[Dataset rows about figures]

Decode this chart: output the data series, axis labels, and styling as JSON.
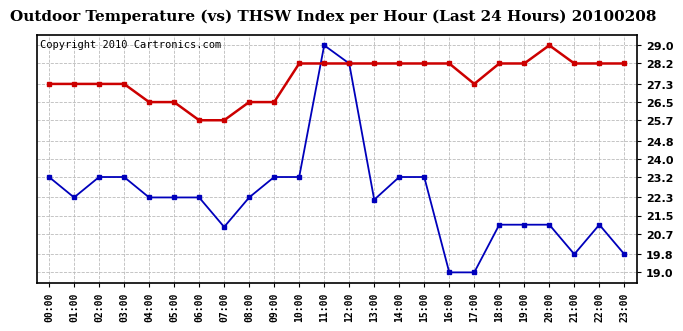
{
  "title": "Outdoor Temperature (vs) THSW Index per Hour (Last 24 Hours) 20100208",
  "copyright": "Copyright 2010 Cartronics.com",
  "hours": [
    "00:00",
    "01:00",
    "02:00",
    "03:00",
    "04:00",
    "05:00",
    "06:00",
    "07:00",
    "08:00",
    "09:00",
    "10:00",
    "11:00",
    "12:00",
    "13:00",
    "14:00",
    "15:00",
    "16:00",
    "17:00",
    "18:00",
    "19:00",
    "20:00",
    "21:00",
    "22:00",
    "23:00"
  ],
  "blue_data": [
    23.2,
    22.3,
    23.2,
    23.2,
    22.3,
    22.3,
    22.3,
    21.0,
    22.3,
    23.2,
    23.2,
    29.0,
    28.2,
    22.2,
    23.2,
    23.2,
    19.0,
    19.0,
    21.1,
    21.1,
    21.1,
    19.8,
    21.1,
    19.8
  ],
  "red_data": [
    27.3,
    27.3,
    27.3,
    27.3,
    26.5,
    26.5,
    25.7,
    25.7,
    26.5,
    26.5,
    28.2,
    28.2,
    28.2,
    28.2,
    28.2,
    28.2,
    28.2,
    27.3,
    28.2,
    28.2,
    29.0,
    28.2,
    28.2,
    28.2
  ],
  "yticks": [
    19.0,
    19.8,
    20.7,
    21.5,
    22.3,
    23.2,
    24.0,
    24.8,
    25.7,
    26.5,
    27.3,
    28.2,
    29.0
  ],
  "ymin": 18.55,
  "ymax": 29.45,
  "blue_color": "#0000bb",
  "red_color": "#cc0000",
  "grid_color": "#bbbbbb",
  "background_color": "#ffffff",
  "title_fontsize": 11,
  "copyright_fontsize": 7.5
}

# WHAT TO PRODUCE
Without the pictures, reproduce every line of the records above exactly.

# ANSWER FOR THE TASK
Decode this chart: output the data series, axis labels, and styling as JSON.
{
  "title": "Outdoor Temperature (vs) THSW Index per Hour (Last 24 Hours) 20100208",
  "copyright": "Copyright 2010 Cartronics.com",
  "hours": [
    "00:00",
    "01:00",
    "02:00",
    "03:00",
    "04:00",
    "05:00",
    "06:00",
    "07:00",
    "08:00",
    "09:00",
    "10:00",
    "11:00",
    "12:00",
    "13:00",
    "14:00",
    "15:00",
    "16:00",
    "17:00",
    "18:00",
    "19:00",
    "20:00",
    "21:00",
    "22:00",
    "23:00"
  ],
  "blue_data": [
    23.2,
    22.3,
    23.2,
    23.2,
    22.3,
    22.3,
    22.3,
    21.0,
    22.3,
    23.2,
    23.2,
    29.0,
    28.2,
    22.2,
    23.2,
    23.2,
    19.0,
    19.0,
    21.1,
    21.1,
    21.1,
    19.8,
    21.1,
    19.8
  ],
  "red_data": [
    27.3,
    27.3,
    27.3,
    27.3,
    26.5,
    26.5,
    25.7,
    25.7,
    26.5,
    26.5,
    28.2,
    28.2,
    28.2,
    28.2,
    28.2,
    28.2,
    28.2,
    27.3,
    28.2,
    28.2,
    29.0,
    28.2,
    28.2,
    28.2
  ],
  "yticks": [
    19.0,
    19.8,
    20.7,
    21.5,
    22.3,
    23.2,
    24.0,
    24.8,
    25.7,
    26.5,
    27.3,
    28.2,
    29.0
  ],
  "ymin": 18.55,
  "ymax": 29.45,
  "blue_color": "#0000bb",
  "red_color": "#cc0000",
  "grid_color": "#bbbbbb",
  "background_color": "#ffffff",
  "title_fontsize": 11,
  "copyright_fontsize": 7.5
}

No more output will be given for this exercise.